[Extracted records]
▬▬▬
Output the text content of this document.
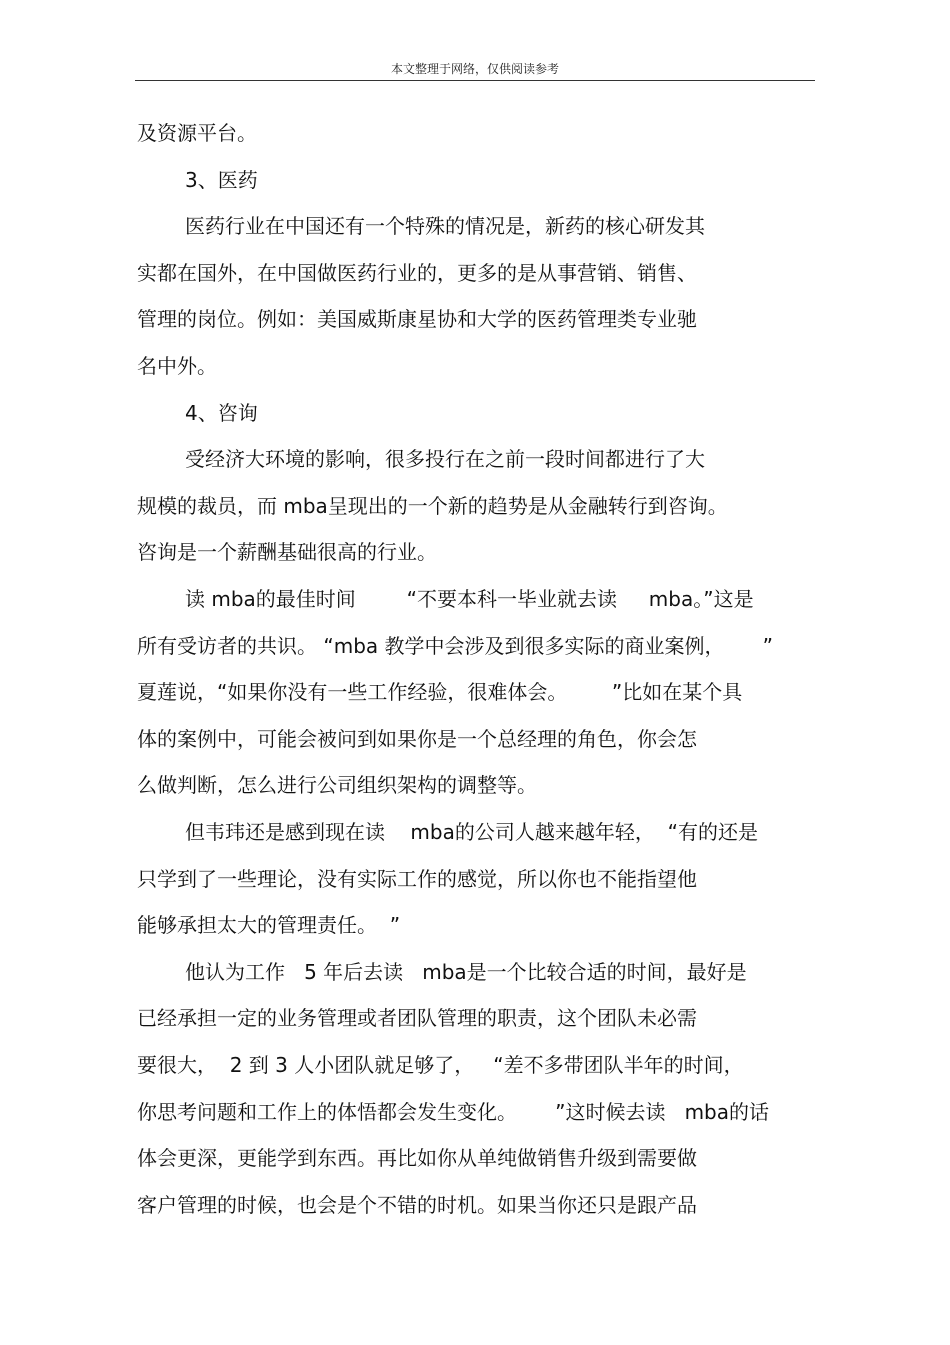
本文整理于网络，仅供阅读参考
及资源平台。
3、医药
医药行业在中国还有一个特殊的情况是，新药的核心研发其
实都在国外，在中国做医药行业的，更多的是从事营销、销售、
管理的岗位。例如：美国威斯康星协和大学的医药管理类专业驰
名中外。
4、咨询
受经济大环境的影响，很多投行在之前一段时间都进行了大
规模的裁员，而 mba呈现出的一个新的趋势是从金融转行到咨询。
咨询是一个薪酬基础很高的行业。
读 mba的最佳时间        “不要本科一毕业就去读     mba。”这是
所有受访者的共识。 “mba 教学中会涉及到很多实际的商业案例，      ”
夏莲说，“如果你没有一些工作经验，很难体会。       ”比如在某个具
体的案例中，可能会被问到如果你是一个总经理的角色，你会怎
么做判断，怎么进行公司组织架构的调整等。
但韦玮还是感到现在读    mba的公司人越来越年轻，  “有的还是
只学到了一些理论，没有实际工作的感觉，所以你也不能指望他
能够承担太大的管理责任。  ”
他认为工作   5 年后去读   mba是一个比较合适的时间，最好是
已经承担一定的业务管理或者团队管理的职责，这个团队未必需
要很大，  2 到 3 人小团队就足够了，   “差不多带团队半年的时间，
你思考问题和工作上的体悟都会发生变化。      ”这时候去读   mba的话
体会更深，更能学到东西。再比如你从单纯做销售升级到需要做
客户管理的时候，也会是个不错的时机。如果当你还只是跟产品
▬▬▬
= INSTRUCTIONS FOR THE TASK =
Leave the images out and output the remaining material exactly as it stands.

= RESULT OF THIS TASK =
Output the text content of this document.
本文整理于网络，仅供阅读参考
及资源平台。
3、医药
医药行业在中国还有一个特殊的情况是，新药的核心研发其
实都在国外，在中国做医药行业的，更多的是从事营销、销售、
管理的岗位。例如：美国威斯康星协和大学的医药管理类专业驰
名中外。
4、咨询
受经济大环境的影响，很多投行在之前一段时间都进行了大
规模的裁员，而 mba呈现出的一个新的趋势是从金融转行到咨询。
咨询是一个薪酬基础很高的行业。
读 mba的最佳时间        “不要本科一毕业就去读     mba。”这是
所有受访者的共识。 “mba 教学中会涉及到很多实际的商业案例，      ”
夏莲说，“如果你没有一些工作经验，很难体会。       ”比如在某个具
体的案例中，可能会被问到如果你是一个总经理的角色，你会怎
么做判断，怎么进行公司组织架构的调整等。
但韦玮还是感到现在读    mba的公司人越来越年轻，  “有的还是
只学到了一些理论，没有实际工作的感觉，所以你也不能指望他
能够承担太大的管理责任。  ”
他认为工作   5 年后去读   mba是一个比较合适的时间，最好是
已经承担一定的业务管理或者团队管理的职责，这个团队未必需
要很大，  2 到 3 人小团队就足够了，   “差不多带团队半年的时间，
你思考问题和工作上的体悟都会发生变化。      ”这时候去读   mba的话
体会更深，更能学到东西。再比如你从单纯做销售升级到需要做
客户管理的时候，也会是个不错的时机。如果当你还只是跟产品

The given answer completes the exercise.